━━ DATA SHOWN ━━
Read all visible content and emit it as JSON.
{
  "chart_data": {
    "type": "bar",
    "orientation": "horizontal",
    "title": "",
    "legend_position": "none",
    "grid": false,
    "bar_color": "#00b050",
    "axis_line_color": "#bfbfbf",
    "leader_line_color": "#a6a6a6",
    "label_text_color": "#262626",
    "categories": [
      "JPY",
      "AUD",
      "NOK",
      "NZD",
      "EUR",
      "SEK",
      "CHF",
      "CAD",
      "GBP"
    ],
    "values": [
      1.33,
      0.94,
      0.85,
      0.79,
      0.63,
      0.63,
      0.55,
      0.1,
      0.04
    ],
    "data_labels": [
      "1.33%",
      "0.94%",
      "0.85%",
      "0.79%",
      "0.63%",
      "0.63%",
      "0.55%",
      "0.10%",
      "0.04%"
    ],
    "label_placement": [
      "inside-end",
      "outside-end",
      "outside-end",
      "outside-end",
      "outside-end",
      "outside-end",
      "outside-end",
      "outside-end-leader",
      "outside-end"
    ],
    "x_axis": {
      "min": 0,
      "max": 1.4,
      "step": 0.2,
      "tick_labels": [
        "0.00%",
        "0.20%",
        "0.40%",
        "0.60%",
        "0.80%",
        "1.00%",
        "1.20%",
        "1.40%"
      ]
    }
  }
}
━━━
• EXERCISE AIM: Copy all of the material word for word.

• COMPLETE RESPONSE:
Read all visible content and emit it as JSON.
{
  "chart_data": {
    "type": "bar",
    "orientation": "horizontal",
    "title": "",
    "legend_position": "none",
    "grid": false,
    "bar_color": "#00b050",
    "axis_line_color": "#bfbfbf",
    "leader_line_color": "#a6a6a6",
    "label_text_color": "#262626",
    "categories": [
      "JPY",
      "AUD",
      "NOK",
      "NZD",
      "EUR",
      "SEK",
      "CHF",
      "CAD",
      "GBP"
    ],
    "values": [
      1.33,
      0.94,
      0.85,
      0.79,
      0.63,
      0.63,
      0.55,
      0.1,
      0.04
    ],
    "data_labels": [
      "1.33%",
      "0.94%",
      "0.85%",
      "0.79%",
      "0.63%",
      "0.63%",
      "0.55%",
      "0.10%",
      "0.04%"
    ],
    "label_placement": [
      "inside-end",
      "outside-end",
      "outside-end",
      "outside-end",
      "outside-end",
      "outside-end",
      "outside-end",
      "outside-end-leader",
      "outside-end"
    ],
    "x_axis": {
      "min": 0,
      "max": 1.4,
      "step": 0.2,
      "tick_labels": [
        "0.00%",
        "0.20%",
        "0.40%",
        "0.60%",
        "0.80%",
        "1.00%",
        "1.20%",
        "1.40%"
      ]
    }
  }
}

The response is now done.